Written request → Edit the listing lines from the one containing "give me the" through the one containing "y-tick-label: 10 xyxy=(72,1288,96,1310)", changing every "x-tick-label" to "x-axis-tick-label" and leaving all else as it stands. Give back only those lines.

-- START Exercise materials --

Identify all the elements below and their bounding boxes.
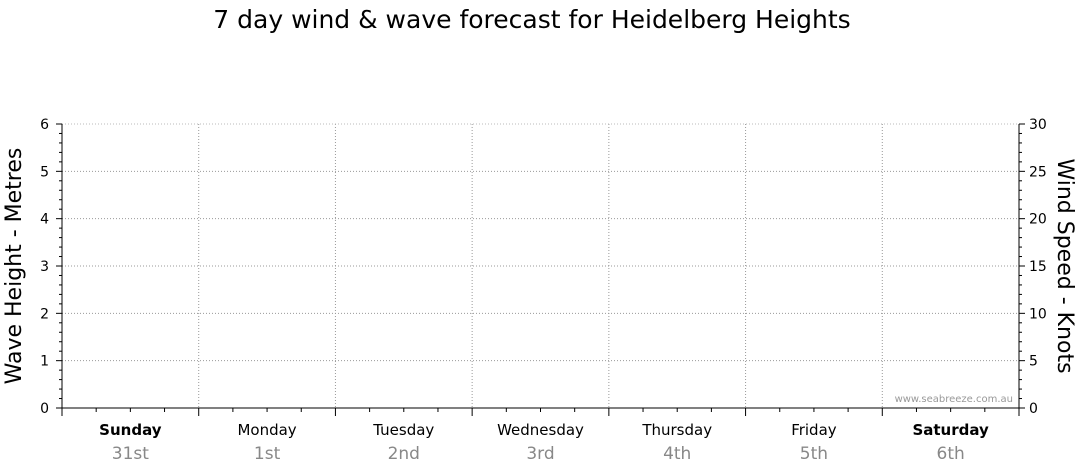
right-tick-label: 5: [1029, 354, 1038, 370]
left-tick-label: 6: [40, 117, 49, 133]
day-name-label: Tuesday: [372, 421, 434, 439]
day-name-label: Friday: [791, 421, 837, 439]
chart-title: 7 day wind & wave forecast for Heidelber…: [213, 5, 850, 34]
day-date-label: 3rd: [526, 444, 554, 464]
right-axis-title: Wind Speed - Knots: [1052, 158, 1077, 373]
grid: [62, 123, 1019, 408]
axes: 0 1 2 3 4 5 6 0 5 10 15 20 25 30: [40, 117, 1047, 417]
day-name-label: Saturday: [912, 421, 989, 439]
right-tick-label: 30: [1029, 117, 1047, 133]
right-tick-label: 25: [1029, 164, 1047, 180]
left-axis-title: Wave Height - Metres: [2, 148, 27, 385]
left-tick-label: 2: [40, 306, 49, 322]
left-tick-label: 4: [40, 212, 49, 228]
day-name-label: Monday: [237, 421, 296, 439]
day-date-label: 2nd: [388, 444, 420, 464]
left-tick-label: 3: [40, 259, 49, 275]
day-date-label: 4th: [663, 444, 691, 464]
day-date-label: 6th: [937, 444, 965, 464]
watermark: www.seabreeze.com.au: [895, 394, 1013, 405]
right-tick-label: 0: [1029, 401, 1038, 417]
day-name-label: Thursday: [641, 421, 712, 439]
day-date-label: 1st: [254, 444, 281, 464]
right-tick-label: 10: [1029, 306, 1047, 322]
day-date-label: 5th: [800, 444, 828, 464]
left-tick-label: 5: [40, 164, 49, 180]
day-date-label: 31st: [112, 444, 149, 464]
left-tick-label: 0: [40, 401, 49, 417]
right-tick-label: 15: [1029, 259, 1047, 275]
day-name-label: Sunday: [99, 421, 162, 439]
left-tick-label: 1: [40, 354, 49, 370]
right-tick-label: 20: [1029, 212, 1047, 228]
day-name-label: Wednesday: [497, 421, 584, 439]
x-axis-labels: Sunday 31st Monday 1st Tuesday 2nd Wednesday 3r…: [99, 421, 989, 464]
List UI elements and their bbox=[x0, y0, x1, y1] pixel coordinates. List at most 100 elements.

-- END Exercise materials --
-- START Exercise materials --

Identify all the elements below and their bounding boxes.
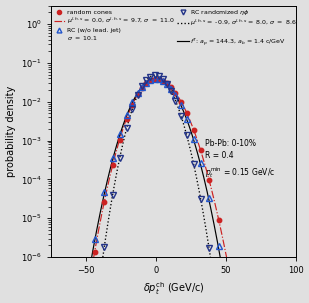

-- END Exercise materials --
-- START Exercise materials --

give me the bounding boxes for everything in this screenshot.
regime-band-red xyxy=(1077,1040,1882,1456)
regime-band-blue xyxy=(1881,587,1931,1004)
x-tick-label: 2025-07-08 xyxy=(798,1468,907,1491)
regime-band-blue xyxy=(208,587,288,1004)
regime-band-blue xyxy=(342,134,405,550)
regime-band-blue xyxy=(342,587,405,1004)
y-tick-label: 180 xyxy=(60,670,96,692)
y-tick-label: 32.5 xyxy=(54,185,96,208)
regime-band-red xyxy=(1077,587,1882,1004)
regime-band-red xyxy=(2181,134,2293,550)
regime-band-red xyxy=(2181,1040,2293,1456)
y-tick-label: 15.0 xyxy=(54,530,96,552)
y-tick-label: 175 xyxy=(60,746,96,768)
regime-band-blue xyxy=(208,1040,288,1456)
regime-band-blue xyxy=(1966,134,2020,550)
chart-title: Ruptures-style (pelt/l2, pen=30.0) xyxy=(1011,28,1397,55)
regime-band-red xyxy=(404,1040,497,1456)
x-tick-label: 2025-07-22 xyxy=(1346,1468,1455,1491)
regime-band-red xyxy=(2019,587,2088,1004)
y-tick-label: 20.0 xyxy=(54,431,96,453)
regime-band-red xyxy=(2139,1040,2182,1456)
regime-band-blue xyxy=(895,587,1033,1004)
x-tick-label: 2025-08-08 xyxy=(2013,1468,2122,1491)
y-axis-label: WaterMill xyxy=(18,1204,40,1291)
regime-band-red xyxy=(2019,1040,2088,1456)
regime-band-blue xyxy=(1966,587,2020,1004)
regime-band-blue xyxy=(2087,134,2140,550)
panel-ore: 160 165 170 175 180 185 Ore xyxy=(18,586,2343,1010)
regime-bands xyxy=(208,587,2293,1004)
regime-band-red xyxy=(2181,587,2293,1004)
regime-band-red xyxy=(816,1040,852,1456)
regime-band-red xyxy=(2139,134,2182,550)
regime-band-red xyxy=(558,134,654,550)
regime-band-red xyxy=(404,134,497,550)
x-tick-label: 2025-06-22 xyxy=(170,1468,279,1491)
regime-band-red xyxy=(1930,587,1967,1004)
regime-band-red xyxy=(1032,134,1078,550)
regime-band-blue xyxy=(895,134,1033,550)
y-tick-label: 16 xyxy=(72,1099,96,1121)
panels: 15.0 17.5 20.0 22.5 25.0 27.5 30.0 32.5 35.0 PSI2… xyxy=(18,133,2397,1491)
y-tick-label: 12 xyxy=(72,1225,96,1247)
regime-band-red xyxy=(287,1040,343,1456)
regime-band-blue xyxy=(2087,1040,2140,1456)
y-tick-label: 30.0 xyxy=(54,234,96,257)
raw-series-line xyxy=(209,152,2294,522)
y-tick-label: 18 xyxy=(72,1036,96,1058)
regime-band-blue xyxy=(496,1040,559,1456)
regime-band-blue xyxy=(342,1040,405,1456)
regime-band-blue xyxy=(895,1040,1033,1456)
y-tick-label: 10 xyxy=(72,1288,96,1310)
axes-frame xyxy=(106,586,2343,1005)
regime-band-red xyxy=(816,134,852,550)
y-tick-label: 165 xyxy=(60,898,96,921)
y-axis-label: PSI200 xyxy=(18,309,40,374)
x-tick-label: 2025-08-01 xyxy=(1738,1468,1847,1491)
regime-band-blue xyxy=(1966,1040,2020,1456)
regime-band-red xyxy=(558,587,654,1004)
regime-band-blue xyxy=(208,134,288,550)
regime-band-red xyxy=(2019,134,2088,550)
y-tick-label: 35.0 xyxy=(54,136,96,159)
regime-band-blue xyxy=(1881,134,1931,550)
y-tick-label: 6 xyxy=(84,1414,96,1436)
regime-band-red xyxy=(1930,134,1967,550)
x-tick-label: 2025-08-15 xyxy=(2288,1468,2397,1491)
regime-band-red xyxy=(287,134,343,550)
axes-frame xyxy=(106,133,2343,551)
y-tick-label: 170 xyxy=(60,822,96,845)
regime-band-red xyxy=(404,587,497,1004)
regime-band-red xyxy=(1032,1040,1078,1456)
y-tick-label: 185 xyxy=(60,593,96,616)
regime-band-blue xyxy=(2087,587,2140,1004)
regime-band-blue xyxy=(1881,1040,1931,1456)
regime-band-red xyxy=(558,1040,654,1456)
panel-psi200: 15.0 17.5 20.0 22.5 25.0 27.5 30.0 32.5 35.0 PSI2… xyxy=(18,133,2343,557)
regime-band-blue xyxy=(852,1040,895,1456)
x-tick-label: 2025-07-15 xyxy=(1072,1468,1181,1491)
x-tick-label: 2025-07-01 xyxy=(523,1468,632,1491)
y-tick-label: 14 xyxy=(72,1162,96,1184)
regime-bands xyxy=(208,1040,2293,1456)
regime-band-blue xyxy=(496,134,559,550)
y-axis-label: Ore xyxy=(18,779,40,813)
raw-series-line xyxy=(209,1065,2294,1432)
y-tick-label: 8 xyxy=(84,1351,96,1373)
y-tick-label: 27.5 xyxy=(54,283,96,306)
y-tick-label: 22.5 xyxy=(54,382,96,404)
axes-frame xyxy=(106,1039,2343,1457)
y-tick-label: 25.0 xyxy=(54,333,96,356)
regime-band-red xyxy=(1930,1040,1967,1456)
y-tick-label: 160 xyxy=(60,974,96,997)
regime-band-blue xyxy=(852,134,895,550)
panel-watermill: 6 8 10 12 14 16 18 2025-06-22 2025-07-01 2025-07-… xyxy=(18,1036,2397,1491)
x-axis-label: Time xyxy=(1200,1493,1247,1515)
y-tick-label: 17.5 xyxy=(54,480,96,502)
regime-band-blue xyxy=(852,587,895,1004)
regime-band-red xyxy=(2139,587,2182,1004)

-- END Exercise materials --

Right answer →
give me the bounding boxes for everything in this screenshot.
regime-band-red xyxy=(1077,1040,1882,1456)
regime-band-blue xyxy=(1881,587,1931,1004)
x-axis-tick-label: 2025-07-08 xyxy=(798,1468,907,1491)
regime-band-blue xyxy=(208,587,288,1004)
regime-band-blue xyxy=(342,134,405,550)
regime-band-blue xyxy=(342,587,405,1004)
y-tick-label: 180 xyxy=(60,670,96,692)
y-tick-label: 32.5 xyxy=(54,185,96,208)
regime-band-red xyxy=(1077,587,1882,1004)
regime-band-red xyxy=(2181,134,2293,550)
regime-band-red xyxy=(2181,1040,2293,1456)
y-tick-label: 15.0 xyxy=(54,530,96,552)
y-tick-label: 175 xyxy=(60,746,96,768)
regime-band-blue xyxy=(208,1040,288,1456)
regime-band-blue xyxy=(1966,134,2020,550)
chart-title: Ruptures-style (pelt/l2, pen=30.0) xyxy=(1011,28,1397,55)
regime-band-red xyxy=(404,1040,497,1456)
x-axis-tick-label: 2025-07-22 xyxy=(1346,1468,1455,1491)
regime-band-red xyxy=(2019,587,2088,1004)
y-tick-label: 20.0 xyxy=(54,431,96,453)
regime-band-red xyxy=(2139,1040,2182,1456)
regime-band-blue xyxy=(895,587,1033,1004)
x-axis-tick-label: 2025-08-08 xyxy=(2013,1468,2122,1491)
y-axis-label: WaterMill xyxy=(18,1204,40,1291)
regime-band-red xyxy=(2019,1040,2088,1456)
regime-band-blue xyxy=(1966,587,2020,1004)
regime-band-blue xyxy=(2087,134,2140,550)
panel-ore: 160 165 170 175 180 185 Ore xyxy=(18,586,2343,1010)
regime-bands xyxy=(208,587,2293,1004)
regime-band-red xyxy=(2181,587,2293,1004)
regime-band-red xyxy=(816,1040,852,1456)
regime-band-red xyxy=(2139,134,2182,550)
regime-band-red xyxy=(558,134,654,550)
regime-band-red xyxy=(404,134,497,550)
x-axis-tick-label: 2025-06-22 xyxy=(170,1468,279,1491)
regime-band-red xyxy=(1930,587,1967,1004)
regime-band-red xyxy=(1032,134,1078,550)
regime-band-blue xyxy=(895,134,1033,550)
y-tick-label: 16 xyxy=(72,1099,96,1121)
panels: 15.0 17.5 20.0 22.5 25.0 27.5 30.0 32.5 35.0 PSI2… xyxy=(18,133,2397,1491)
y-tick-label: 12 xyxy=(72,1225,96,1247)
regime-band-red xyxy=(287,1040,343,1456)
regime-band-blue xyxy=(2087,1040,2140,1456)
y-tick-label: 30.0 xyxy=(54,234,96,257)
raw-series-line xyxy=(209,152,2294,522)
y-tick-label: 18 xyxy=(72,1036,96,1058)
regime-band-blue xyxy=(496,1040,559,1456)
regime-band-blue xyxy=(342,1040,405,1456)
regime-band-blue xyxy=(895,1040,1033,1456)
y-tick-label: 10 xyxy=(72,1288,96,1310)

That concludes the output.